**Given exercise**. Determine the number of lines that have the string "company" in them, and give only that number.

· · · · ·

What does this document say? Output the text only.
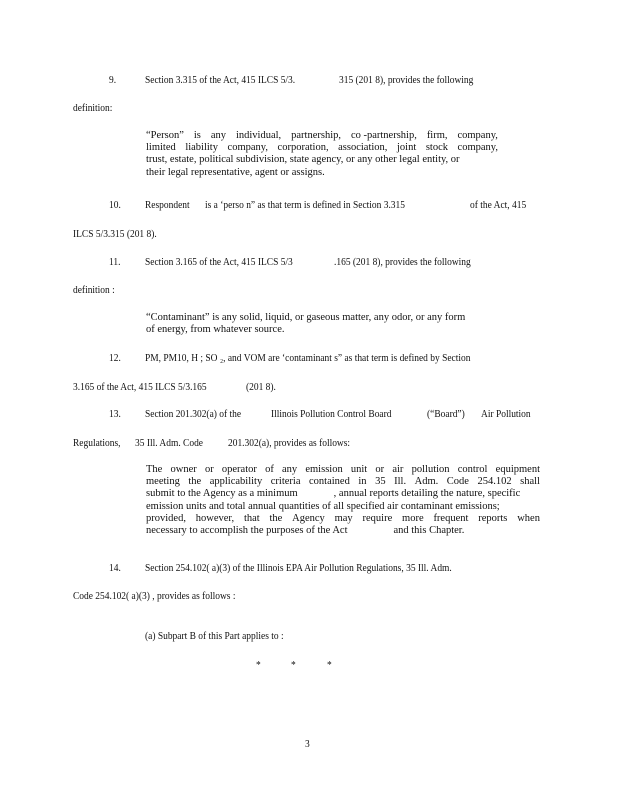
9.	Section 3.315 of the Act, 415 ILCS 5/3.	315 (201 8), provides the following
definition:
“Person” is any individual, partnership, co -partnership, firm, company,
limited liability company, corporation, association, joint stock company,
trust, estate, political subdivision, state agency, or any other legal entity, or
their legal representative, agent or assigns.
10. Respondent is a ‘perso n” as that term is defined in Section 3.315	of the Act, 415
ILCS 5/3.315 (201 8).
11. Section 3.165 of the Act, 415 ILCS 5/3	.165 (201 8), provides the following
definition :
“Contaminant” is any solid, liquid, or gaseous matter, any odor, or any form
of energy, from whatever source.
12. PM, PM10, H ; SO ₂, and VOM are ‘contaminant s” as that term is defined by Section
3.165 of the Act, 415 ILCS 5/3.165	(201 8).
13. Section 201.302(a) of the	Illinois Pollution Control Board	(“Board”) Air Pollution
Regulations, 35 Ill. Adm. Code 201.302(a), provides as follows:
The owner or operator of any emission unit or air pollution control equipment
meeting the applicability criteria contained in 35 Ill. Adm. Code 254.102 shall
submit to the Agency as a minimum	, annual reports detailing the nature, specific
emission units and total annual quantities of all specified air contaminant emissions;
provided, however, that the Agency may require more frequent reports when
necessary to accomplish the purposes of the Act	and this Chapter.
14. Section 254.102( a)(3) of the Illinois EPA Air Pollution Regulations, 35 Ill. Adm.
Code 254.102( a)(3) , provides as follows :
(a) Subpart B of this Part applies to :
*	*	*
3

· · · · ·

**Output of the exercise**. 2